### Problem description
Revise the records below by replacing "screenshot" with "page image" everywhere it appears, keeping everything else the same. Leave the pictures out of your answer.

--- Records for this exercise ---

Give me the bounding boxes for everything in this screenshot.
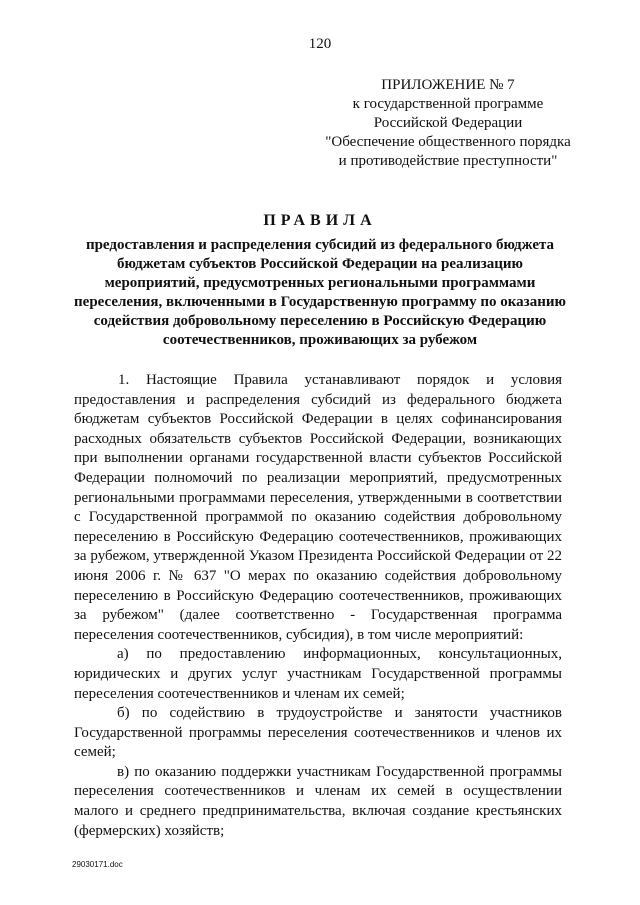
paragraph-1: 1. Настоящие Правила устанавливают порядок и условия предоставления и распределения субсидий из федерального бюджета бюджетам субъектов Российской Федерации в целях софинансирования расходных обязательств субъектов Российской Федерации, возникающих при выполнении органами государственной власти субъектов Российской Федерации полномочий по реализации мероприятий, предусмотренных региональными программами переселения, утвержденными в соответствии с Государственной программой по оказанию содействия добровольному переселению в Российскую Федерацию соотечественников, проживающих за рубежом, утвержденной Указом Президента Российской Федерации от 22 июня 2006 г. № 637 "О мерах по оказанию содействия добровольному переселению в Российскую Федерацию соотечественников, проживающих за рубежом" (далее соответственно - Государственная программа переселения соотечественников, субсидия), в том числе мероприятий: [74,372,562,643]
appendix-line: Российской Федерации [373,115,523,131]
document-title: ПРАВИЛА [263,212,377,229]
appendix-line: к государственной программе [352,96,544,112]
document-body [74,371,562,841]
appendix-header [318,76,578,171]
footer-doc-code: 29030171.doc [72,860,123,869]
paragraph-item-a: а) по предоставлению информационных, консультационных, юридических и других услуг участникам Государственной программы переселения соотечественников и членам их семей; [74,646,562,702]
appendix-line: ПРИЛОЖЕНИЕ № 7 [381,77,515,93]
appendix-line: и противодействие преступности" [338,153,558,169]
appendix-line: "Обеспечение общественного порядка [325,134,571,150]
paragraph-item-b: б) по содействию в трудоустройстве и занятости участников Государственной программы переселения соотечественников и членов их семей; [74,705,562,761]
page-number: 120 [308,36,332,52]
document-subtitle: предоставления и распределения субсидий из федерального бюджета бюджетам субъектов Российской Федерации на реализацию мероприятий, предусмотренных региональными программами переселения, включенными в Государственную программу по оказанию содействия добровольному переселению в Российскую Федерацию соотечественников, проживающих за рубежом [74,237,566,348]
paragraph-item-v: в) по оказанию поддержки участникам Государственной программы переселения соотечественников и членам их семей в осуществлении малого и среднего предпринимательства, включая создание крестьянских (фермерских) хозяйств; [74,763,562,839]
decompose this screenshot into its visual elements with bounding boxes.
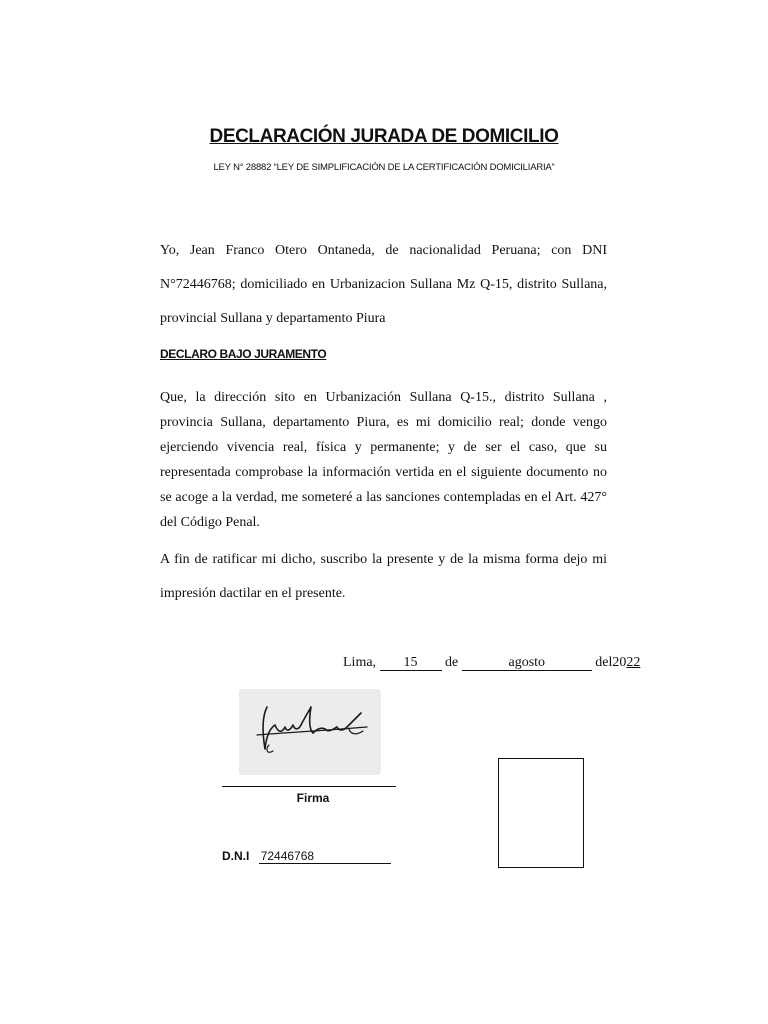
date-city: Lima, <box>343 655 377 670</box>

---

### Worked answer
Give me the bounding boxes for everything in this page image.
paragraph-1: 1. Настоящие Правила устанавливают порядок и условия предоставления и распределения субсидий из федерального бюджета бюджетам субъектов Российской Федерации в целях софинансирования расходных обязательств субъектов Российской Федерации, возникающих при выполнении органами государственной власти субъектов Российской Федерации полномочий по реализации мероприятий, предусмотренных региональными программами переселения, утвержденными в соответствии с Государственной программой по оказанию содействия добровольному переселению в Российскую Федерацию соотечественников, проживающих за рубежом, утвержденной Указом Президента Российской Федерации от 22 июня 2006 г. № 637 "О мерах по оказанию содействия добровольному переселению в Российскую Федерацию соотечественников, проживающих за рубежом" (далее соответственно - Государственная программа переселения соотечественников, субсидия), в том числе мероприятий: [74,372,562,643]
appendix-line: Российской Федерации [373,115,523,131]
document-title: ПРАВИЛА [263,212,377,229]
appendix-line: к государственной программе [352,96,544,112]
document-body [74,371,562,841]
appendix-header [318,76,578,171]
footer-doc-code: 29030171.doc [72,860,123,869]
paragraph-item-a: а) по предоставлению информационных, консультационных, юридических и других услуг участникам Государственной программы переселения соотечественников и членам их семей; [74,646,562,702]
appendix-line: ПРИЛОЖЕНИЕ № 7 [381,77,515,93]
appendix-line: и противодействие преступности" [338,153,558,169]
appendix-line: "Обеспечение общественного порядка [325,134,571,150]
paragraph-item-b: б) по содействию в трудоустройстве и занятости участников Государственной программы переселения соотечественников и членов их семей; [74,705,562,761]
page-number: 120 [308,36,332,52]
document-subtitle: предоставления и распределения субсидий из федерального бюджета бюджетам субъектов Российской Федерации на реализацию мероприятий, предусмотренных региональными программами переселения, включенными в Государственную программу по оказанию содействия добровольному переселению в Российскую Федерацию соотечественников, проживающих за рубежом [74,237,566,348]
paragraph-item-v: в) по оказанию поддержки участникам Государственной программы переселения соотечественников и членам их семей в осуществлении малого и среднего предпринимательства, включая создание крестьянских (фермерских) хозяйств; [74,763,562,839]
decompose this page image into its visual elements with bounding boxes.
date-city: Lima, <box>343 655 377 670</box>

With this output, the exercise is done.